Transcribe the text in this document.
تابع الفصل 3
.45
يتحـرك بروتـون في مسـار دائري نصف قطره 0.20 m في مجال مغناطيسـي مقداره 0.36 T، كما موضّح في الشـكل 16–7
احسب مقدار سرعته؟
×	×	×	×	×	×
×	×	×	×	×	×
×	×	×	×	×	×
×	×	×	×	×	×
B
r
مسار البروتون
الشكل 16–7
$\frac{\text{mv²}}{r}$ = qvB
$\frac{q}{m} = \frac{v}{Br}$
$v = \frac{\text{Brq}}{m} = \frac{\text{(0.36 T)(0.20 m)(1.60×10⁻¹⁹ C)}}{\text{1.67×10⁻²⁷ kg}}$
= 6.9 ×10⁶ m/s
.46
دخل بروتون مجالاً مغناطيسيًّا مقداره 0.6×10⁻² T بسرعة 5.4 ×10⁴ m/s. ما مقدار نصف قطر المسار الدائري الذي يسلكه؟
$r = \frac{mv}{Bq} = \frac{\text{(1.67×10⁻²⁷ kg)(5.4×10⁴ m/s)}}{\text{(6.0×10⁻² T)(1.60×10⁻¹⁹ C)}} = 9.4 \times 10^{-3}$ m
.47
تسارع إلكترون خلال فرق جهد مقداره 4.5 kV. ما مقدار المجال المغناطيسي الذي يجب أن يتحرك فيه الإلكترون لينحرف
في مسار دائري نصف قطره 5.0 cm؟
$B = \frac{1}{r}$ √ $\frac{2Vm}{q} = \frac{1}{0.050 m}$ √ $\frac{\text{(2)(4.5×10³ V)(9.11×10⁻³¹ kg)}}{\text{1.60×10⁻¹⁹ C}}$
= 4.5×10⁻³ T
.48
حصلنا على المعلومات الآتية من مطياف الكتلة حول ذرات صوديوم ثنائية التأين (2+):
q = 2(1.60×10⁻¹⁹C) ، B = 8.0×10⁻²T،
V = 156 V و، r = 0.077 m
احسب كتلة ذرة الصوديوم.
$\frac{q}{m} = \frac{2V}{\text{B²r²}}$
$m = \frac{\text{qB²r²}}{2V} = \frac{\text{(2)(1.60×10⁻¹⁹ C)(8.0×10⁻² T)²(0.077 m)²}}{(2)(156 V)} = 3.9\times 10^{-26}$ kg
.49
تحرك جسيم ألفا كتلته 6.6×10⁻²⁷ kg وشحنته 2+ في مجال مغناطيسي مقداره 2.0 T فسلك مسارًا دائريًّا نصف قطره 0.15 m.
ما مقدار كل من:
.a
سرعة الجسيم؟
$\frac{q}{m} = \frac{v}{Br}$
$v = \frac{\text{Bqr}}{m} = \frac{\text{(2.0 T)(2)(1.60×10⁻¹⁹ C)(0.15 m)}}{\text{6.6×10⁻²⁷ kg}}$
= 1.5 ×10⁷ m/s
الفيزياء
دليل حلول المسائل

- [PROBLEM TO SOLVE]
Return all of the entries exactly as they were supplied.

- [THE REPLY]
Transcribe the text in this document.
تابع الفصل 3
.45
يتحـرك بروتـون في مسـار دائري نصف قطره 0.20 m في مجال مغناطيسـي مقداره 0.36 T، كما موضّح في الشـكل 16–7
احسب مقدار سرعته؟
×	×	×	×	×	×
×	×	×	×	×	×
×	×	×	×	×	×
×	×	×	×	×	×
B
r
مسار البروتون
الشكل 16–7
$\frac{\text{mv²}}{r}$ = qvB
$\frac{q}{m} = \frac{v}{Br}$
$v = \frac{\text{Brq}}{m} = \frac{\text{(0.36 T)(0.20 m)(1.60×10⁻¹⁹ C)}}{\text{1.67×10⁻²⁷ kg}}$
= 6.9 ×10⁶ m/s
.46
دخل بروتون مجالاً مغناطيسيًّا مقداره 0.6×10⁻² T بسرعة 5.4 ×10⁴ m/s. ما مقدار نصف قطر المسار الدائري الذي يسلكه؟
$r = \frac{mv}{Bq} = \frac{\text{(1.67×10⁻²⁷ kg)(5.4×10⁴ m/s)}}{\text{(6.0×10⁻² T)(1.60×10⁻¹⁹ C)}} = 9.4 \times 10^{-3}$ m
.47
تسارع إلكترون خلال فرق جهد مقداره 4.5 kV. ما مقدار المجال المغناطيسي الذي يجب أن يتحرك فيه الإلكترون لينحرف
في مسار دائري نصف قطره 5.0 cm؟
$B = \frac{1}{r}$ √ $\frac{2Vm}{q} = \frac{1}{0.050 m}$ √ $\frac{\text{(2)(4.5×10³ V)(9.11×10⁻³¹ kg)}}{\text{1.60×10⁻¹⁹ C}}$
= 4.5×10⁻³ T
.48
حصلنا على المعلومات الآتية من مطياف الكتلة حول ذرات صوديوم ثنائية التأين (2+):
q = 2(1.60×10⁻¹⁹C) ، B = 8.0×10⁻²T،
V = 156 V و، r = 0.077 m
احسب كتلة ذرة الصوديوم.
$\frac{q}{m} = \frac{2V}{\text{B²r²}}$
$m = \frac{\text{qB²r²}}{2V} = \frac{\text{(2)(1.60×10⁻¹⁹ C)(8.0×10⁻² T)²(0.077 m)²}}{(2)(156 V)} = 3.9\times 10^{-26}$ kg
.49
تحرك جسيم ألفا كتلته 6.6×10⁻²⁷ kg وشحنته 2+ في مجال مغناطيسي مقداره 2.0 T فسلك مسارًا دائريًّا نصف قطره 0.15 m.
ما مقدار كل من:
.a
سرعة الجسيم؟
$\frac{q}{m} = \frac{v}{Br}$
$v = \frac{\text{Bqr}}{m} = \frac{\text{(2.0 T)(2)(1.60×10⁻¹⁹ C)(0.15 m)}}{\text{6.6×10⁻²⁷ kg}}$
= 1.5 ×10⁷ m/s
الفيزياء
دليل حلول المسائل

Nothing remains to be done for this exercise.